------ Input data

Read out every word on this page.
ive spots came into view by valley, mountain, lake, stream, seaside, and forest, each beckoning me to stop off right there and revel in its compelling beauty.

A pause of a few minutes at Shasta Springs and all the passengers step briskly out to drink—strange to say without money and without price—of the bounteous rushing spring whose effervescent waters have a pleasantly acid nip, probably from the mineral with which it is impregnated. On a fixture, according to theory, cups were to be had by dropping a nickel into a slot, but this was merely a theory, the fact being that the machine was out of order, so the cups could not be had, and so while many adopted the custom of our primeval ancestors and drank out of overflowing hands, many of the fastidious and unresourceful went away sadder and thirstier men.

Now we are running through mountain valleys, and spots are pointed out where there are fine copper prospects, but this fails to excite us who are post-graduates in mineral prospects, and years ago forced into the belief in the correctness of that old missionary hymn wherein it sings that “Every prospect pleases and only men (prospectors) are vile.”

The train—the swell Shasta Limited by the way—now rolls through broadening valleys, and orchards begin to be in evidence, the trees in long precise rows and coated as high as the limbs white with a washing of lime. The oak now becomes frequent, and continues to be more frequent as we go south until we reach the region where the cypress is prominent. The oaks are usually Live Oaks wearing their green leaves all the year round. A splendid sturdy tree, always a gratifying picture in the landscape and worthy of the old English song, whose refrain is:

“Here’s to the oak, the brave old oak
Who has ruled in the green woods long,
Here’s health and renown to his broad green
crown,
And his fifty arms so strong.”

------------

Transcribe all lines as written.

Read out every word on this page.
ive spots came into view by valley, mountain, lake, stream, seaside, and forest, each beckoning me to stop off right there and revel in its compelling beauty.

A pause of a few minutes at Shasta Springs and all the passengers step briskly out to drink—strange to say without money and without price—of the bounteous rushing spring whose effervescent waters have a pleasantly acid nip, probably from the mineral with which it is impregnated. On a fixture, according to theory, cups were to be had by dropping a nickel into a slot, but this was merely a theory, the fact being that the machine was out of order, so the cups could not be had, and so while many adopted the custom of our primeval ancestors and drank out of overflowing hands, many of the fastidious and unresourceful went away sadder and thirstier men.

Now we are running through mountain valleys, and spots are pointed out where there are fine copper prospects, but this fails to excite us who are post-graduates in mineral prospects, and years ago forced into the belief in the correctness of that old missionary hymn wherein it sings that “Every prospect pleases and only men (prospectors) are vile.”

The train—the swell Shasta Limited by the way—now rolls through broadening valleys, and orchards begin to be in evidence, the trees in long precise rows and coated as high as the limbs white with a washing of lime. The oak now becomes frequent, and continues to be more frequent as we go south until we reach the region where the cypress is prominent. The oaks are usually Live Oaks wearing their green leaves all the year round. A splendid sturdy tree, always a gratifying picture in the landscape and worthy of the old English song, whose refrain is:

“Here’s to the oak, the brave old oak
Who has ruled in the green woods long,
Here’s health and renown to his broad green
crown,
And his fifty arms so strong.”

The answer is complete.